WRITTEN TASK:
Extract the lines beginning at the one that holds "Read the values" and ending at the final line of the material below, keeping them exact and leaving out all pictures.

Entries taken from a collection

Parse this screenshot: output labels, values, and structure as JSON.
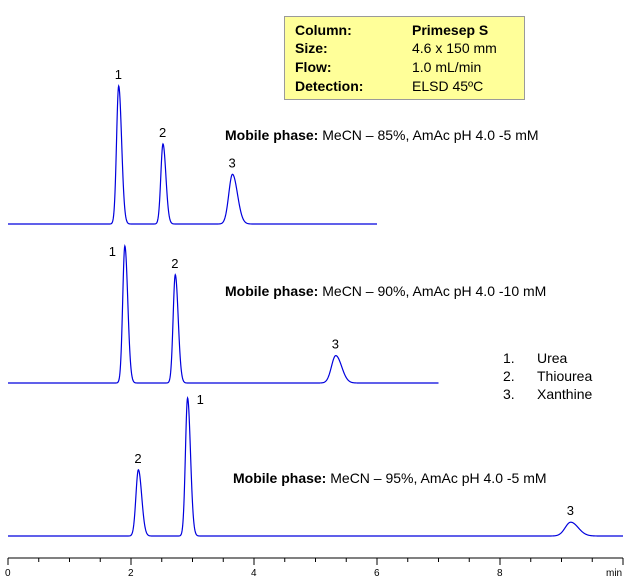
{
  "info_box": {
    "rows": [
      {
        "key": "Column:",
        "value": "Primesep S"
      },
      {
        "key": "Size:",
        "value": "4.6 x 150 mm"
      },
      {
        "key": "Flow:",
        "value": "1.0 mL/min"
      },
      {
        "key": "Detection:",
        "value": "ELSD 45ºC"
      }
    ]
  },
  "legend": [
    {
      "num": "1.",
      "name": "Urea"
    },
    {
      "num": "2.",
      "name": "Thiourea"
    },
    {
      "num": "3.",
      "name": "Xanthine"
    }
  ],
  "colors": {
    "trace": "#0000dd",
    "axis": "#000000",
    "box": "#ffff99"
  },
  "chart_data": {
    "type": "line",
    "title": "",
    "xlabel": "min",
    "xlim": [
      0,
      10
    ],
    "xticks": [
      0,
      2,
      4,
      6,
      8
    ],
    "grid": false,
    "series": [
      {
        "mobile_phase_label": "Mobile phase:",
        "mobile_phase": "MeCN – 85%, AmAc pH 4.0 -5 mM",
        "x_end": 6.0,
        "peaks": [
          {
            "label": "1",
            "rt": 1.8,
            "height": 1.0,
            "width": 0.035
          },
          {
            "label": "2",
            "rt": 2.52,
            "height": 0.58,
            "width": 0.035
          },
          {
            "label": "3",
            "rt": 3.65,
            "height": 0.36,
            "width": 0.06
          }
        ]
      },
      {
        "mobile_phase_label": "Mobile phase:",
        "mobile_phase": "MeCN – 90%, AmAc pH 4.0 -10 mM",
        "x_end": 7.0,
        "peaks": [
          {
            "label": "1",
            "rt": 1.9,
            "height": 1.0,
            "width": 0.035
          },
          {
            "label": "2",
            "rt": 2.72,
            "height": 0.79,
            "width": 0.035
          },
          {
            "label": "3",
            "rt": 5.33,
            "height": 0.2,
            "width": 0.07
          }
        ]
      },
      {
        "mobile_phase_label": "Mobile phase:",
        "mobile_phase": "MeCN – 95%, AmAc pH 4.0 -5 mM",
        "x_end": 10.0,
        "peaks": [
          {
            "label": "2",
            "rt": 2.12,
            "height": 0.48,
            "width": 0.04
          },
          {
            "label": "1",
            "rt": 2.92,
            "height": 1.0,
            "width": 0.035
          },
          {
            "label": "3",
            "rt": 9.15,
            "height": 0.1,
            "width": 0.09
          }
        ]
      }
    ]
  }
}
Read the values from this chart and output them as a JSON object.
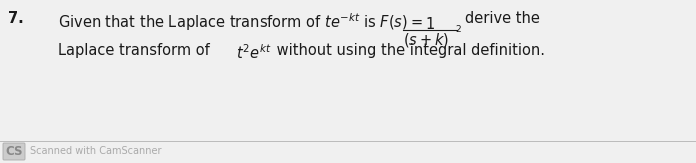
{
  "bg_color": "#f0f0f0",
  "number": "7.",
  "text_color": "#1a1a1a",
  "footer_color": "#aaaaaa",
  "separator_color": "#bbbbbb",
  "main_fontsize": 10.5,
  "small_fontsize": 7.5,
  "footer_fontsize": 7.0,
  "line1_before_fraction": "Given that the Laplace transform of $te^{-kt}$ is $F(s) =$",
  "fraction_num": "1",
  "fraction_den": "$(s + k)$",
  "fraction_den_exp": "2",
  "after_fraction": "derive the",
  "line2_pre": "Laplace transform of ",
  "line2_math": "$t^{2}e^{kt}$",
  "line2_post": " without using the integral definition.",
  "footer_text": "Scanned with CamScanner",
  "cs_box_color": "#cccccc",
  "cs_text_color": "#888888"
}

FINAL RESULT:
Read the values from this chart and output them as a JSON object.
{
  "bg_color": "#f0f0f0",
  "number": "7.",
  "text_color": "#1a1a1a",
  "footer_color": "#aaaaaa",
  "separator_color": "#bbbbbb",
  "main_fontsize": 10.5,
  "small_fontsize": 7.5,
  "footer_fontsize": 7.0,
  "line1_before_fraction": "Given that the Laplace transform of $te^{-kt}$ is $F(s) =$",
  "fraction_num": "1",
  "fraction_den": "$(s + k)$",
  "fraction_den_exp": "2",
  "after_fraction": "derive the",
  "line2_pre": "Laplace transform of ",
  "line2_math": "$t^{2}e^{kt}$",
  "line2_post": " without using the integral definition.",
  "footer_text": "Scanned with CamScanner",
  "cs_box_color": "#cccccc",
  "cs_text_color": "#888888"
}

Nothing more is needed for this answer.